(Records from a collection)
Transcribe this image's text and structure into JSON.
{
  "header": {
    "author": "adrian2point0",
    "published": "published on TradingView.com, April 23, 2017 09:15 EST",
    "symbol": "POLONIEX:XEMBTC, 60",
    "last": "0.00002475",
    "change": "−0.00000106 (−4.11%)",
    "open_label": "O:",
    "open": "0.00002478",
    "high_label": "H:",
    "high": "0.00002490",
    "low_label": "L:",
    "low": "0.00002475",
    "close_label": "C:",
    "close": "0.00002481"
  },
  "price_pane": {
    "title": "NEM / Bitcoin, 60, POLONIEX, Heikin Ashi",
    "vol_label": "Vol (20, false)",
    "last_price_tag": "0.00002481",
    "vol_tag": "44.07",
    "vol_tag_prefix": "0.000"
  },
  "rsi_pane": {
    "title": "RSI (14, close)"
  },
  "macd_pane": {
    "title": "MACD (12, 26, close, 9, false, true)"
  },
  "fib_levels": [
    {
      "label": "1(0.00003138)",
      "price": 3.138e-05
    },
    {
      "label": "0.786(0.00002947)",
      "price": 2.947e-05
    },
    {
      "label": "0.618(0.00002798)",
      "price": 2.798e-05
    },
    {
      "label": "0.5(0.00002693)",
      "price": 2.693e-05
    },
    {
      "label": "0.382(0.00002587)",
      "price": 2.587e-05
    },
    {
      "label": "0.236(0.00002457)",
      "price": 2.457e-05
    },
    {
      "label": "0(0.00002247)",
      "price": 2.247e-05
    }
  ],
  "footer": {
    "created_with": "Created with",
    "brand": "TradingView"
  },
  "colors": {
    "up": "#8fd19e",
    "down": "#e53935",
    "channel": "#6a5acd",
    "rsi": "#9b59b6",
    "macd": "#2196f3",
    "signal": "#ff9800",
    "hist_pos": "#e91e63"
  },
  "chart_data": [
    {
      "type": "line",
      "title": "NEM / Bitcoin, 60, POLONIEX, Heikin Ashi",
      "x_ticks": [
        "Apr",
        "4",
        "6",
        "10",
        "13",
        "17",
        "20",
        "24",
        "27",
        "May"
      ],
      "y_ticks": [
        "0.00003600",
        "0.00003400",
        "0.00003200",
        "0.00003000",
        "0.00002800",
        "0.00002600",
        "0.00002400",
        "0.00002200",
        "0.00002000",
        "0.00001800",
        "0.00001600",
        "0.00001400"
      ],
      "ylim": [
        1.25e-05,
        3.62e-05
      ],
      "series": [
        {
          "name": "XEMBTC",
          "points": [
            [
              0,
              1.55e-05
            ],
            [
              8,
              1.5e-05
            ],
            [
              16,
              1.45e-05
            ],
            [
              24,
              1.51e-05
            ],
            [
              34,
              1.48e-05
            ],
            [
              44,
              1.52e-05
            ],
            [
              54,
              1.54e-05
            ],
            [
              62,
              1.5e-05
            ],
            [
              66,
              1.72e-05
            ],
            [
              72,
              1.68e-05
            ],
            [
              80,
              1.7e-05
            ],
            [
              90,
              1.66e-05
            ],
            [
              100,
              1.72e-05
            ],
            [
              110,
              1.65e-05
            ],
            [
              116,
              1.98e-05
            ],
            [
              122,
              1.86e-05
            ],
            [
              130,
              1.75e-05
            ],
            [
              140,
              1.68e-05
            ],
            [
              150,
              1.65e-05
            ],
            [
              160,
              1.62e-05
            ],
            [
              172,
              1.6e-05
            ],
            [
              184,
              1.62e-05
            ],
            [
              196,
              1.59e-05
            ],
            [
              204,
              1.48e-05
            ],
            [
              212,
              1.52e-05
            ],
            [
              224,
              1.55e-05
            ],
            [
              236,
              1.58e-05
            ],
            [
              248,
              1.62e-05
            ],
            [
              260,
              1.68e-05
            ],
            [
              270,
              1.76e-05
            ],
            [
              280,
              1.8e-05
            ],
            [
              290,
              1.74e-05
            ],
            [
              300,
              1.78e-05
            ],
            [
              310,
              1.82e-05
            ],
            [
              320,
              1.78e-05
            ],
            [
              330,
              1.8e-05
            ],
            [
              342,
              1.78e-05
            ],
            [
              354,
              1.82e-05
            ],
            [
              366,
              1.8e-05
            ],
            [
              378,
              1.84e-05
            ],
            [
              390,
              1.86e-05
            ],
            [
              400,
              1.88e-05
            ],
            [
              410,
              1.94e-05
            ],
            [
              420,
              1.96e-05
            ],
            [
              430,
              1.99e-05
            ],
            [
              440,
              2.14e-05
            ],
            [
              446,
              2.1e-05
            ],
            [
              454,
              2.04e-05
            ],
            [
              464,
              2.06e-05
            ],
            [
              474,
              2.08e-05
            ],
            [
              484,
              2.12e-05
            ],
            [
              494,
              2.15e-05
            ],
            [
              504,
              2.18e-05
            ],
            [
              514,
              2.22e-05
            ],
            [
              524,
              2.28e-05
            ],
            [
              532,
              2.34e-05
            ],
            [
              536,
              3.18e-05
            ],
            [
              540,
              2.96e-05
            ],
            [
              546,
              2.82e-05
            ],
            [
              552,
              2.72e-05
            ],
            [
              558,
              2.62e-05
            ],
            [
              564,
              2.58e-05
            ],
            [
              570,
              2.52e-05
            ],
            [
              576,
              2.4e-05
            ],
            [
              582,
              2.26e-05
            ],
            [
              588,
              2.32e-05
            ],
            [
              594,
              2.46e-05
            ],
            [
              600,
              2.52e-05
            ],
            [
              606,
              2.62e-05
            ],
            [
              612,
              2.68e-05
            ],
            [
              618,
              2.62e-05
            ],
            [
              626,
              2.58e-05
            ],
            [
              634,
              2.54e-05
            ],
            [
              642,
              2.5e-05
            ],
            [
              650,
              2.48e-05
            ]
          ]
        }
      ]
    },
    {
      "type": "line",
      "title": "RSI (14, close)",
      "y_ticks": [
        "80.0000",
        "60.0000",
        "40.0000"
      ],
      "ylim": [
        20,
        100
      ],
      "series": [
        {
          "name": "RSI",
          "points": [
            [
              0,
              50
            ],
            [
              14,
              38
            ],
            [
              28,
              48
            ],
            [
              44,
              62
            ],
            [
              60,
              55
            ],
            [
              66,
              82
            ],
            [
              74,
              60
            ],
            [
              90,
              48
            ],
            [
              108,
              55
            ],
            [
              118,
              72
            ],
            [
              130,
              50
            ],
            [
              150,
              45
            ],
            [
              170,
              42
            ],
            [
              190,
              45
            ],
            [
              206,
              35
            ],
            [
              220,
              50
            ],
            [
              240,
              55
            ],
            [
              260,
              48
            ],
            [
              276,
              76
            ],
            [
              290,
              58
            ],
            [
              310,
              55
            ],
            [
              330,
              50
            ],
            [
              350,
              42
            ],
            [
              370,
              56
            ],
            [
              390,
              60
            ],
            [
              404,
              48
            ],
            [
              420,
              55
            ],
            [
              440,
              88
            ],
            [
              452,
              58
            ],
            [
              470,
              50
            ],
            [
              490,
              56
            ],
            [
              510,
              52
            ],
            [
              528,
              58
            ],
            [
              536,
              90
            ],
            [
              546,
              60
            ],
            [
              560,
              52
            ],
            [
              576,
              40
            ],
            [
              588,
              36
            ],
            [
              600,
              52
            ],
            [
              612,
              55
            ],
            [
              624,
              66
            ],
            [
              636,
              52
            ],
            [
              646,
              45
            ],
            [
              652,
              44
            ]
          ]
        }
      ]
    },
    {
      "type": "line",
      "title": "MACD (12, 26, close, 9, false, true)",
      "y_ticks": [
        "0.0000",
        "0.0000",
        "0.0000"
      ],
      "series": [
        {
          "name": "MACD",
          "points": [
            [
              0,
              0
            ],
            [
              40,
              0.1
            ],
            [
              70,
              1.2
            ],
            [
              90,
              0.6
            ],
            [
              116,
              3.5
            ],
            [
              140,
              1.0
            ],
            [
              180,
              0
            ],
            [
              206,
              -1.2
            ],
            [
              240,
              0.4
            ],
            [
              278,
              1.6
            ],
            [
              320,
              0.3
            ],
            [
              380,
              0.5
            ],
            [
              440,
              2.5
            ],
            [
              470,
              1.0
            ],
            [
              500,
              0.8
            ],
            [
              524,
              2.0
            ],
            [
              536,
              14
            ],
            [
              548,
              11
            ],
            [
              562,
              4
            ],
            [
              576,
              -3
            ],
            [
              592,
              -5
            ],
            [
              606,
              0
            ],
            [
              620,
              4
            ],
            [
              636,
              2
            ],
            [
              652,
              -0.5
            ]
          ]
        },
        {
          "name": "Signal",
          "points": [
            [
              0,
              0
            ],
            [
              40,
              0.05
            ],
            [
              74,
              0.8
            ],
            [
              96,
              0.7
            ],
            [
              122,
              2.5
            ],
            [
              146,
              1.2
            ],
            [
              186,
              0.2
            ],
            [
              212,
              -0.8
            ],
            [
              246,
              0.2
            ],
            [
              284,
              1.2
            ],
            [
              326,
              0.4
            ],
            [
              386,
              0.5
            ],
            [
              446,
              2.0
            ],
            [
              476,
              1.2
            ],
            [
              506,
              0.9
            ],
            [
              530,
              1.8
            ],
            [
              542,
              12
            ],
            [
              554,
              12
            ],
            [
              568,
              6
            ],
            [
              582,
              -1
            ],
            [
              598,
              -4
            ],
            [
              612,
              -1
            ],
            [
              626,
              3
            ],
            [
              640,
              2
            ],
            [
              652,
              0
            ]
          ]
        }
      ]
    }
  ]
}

__Problem requirements__
Go over the entries above and say how many lines hold the string "title", with no other text.

__Solution to the exercise__
6